Given task => The entries below are to be transcribed in full, without their images.

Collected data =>
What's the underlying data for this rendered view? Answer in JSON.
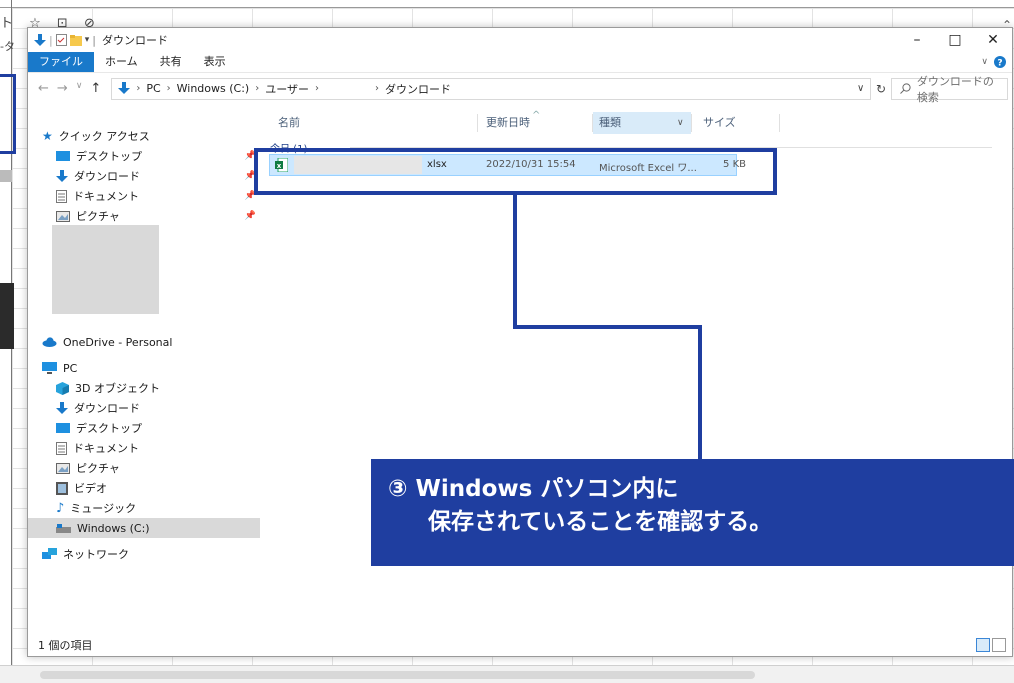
{
  "window": {
    "title": "ダウンロード",
    "title_sep": "|",
    "controls": {
      "minimize": "–",
      "maximize": "□",
      "close": "✕"
    }
  },
  "ribbon": {
    "tabs": [
      "ファイル",
      "ホーム",
      "共有",
      "表示"
    ],
    "active_tab": "ファイル"
  },
  "address": {
    "segments": [
      "PC",
      "Windows (C:)",
      "ユーザー",
      "ダウンロード"
    ],
    "separator": "›"
  },
  "search": {
    "placeholder": "ダウンロードの検索"
  },
  "nav": {
    "quick_access": "クイック アクセス",
    "quick_items": [
      "デスクトップ",
      "ダウンロード",
      "ドキュメント",
      "ピクチャ"
    ],
    "onedrive": "OneDrive - Personal",
    "pc": "PC",
    "pc_items": [
      "3D オブジェクト",
      "ダウンロード",
      "デスクトップ",
      "ドキュメント",
      "ピクチャ",
      "ビデオ",
      "ミュージック",
      "Windows (C:)"
    ],
    "network": "ネットワーク"
  },
  "columns": {
    "name": "名前",
    "date": "更新日時",
    "type": "種類",
    "size": "サイズ"
  },
  "group": {
    "label": "今日 (1)"
  },
  "file": {
    "ext": "xlsx",
    "modified": "2022/10/31 15:54",
    "type": "Microsoft Excel ワ...",
    "size": "5 KB"
  },
  "status": {
    "count": "1 個の項目"
  },
  "annotation": {
    "line1": "③ Windows パソコン内に",
    "line2": "保存されていることを確認する。"
  },
  "background": {
    "quick_icons": "ト ☆ ⊡ ⊘",
    "side_label": "-タ"
  },
  "colors": {
    "accent": "#1979ca",
    "annotation": "#1f3ea0",
    "selection": "#cce8ff"
  }
}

Solved problem =>
What's the underlying data for this rendered view? Answer in JSON.
{
  "window": {
    "title": "ダウンロード",
    "title_sep": "|",
    "controls": {
      "minimize": "–",
      "maximize": "□",
      "close": "✕"
    }
  },
  "ribbon": {
    "tabs": [
      "ファイル",
      "ホーム",
      "共有",
      "表示"
    ],
    "active_tab": "ファイル"
  },
  "address": {
    "segments": [
      "PC",
      "Windows (C:)",
      "ユーザー",
      "ダウンロード"
    ],
    "separator": "›"
  },
  "search": {
    "placeholder": "ダウンロードの検索"
  },
  "nav": {
    "quick_access": "クイック アクセス",
    "quick_items": [
      "デスクトップ",
      "ダウンロード",
      "ドキュメント",
      "ピクチャ"
    ],
    "onedrive": "OneDrive - Personal",
    "pc": "PC",
    "pc_items": [
      "3D オブジェクト",
      "ダウンロード",
      "デスクトップ",
      "ドキュメント",
      "ピクチャ",
      "ビデオ",
      "ミュージック",
      "Windows (C:)"
    ],
    "network": "ネットワーク"
  },
  "columns": {
    "name": "名前",
    "date": "更新日時",
    "type": "種類",
    "size": "サイズ"
  },
  "group": {
    "label": "今日 (1)"
  },
  "file": {
    "ext": "xlsx",
    "modified": "2022/10/31 15:54",
    "type": "Microsoft Excel ワ...",
    "size": "5 KB"
  },
  "status": {
    "count": "1 個の項目"
  },
  "annotation": {
    "line1": "③ Windows パソコン内に",
    "line2": "保存されていることを確認する。"
  },
  "background": {
    "quick_icons": "ト ☆ ⊡ ⊘",
    "side_label": "-タ"
  },
  "colors": {
    "accent": "#1979ca",
    "annotation": "#1f3ea0",
    "selection": "#cce8ff"
  }
}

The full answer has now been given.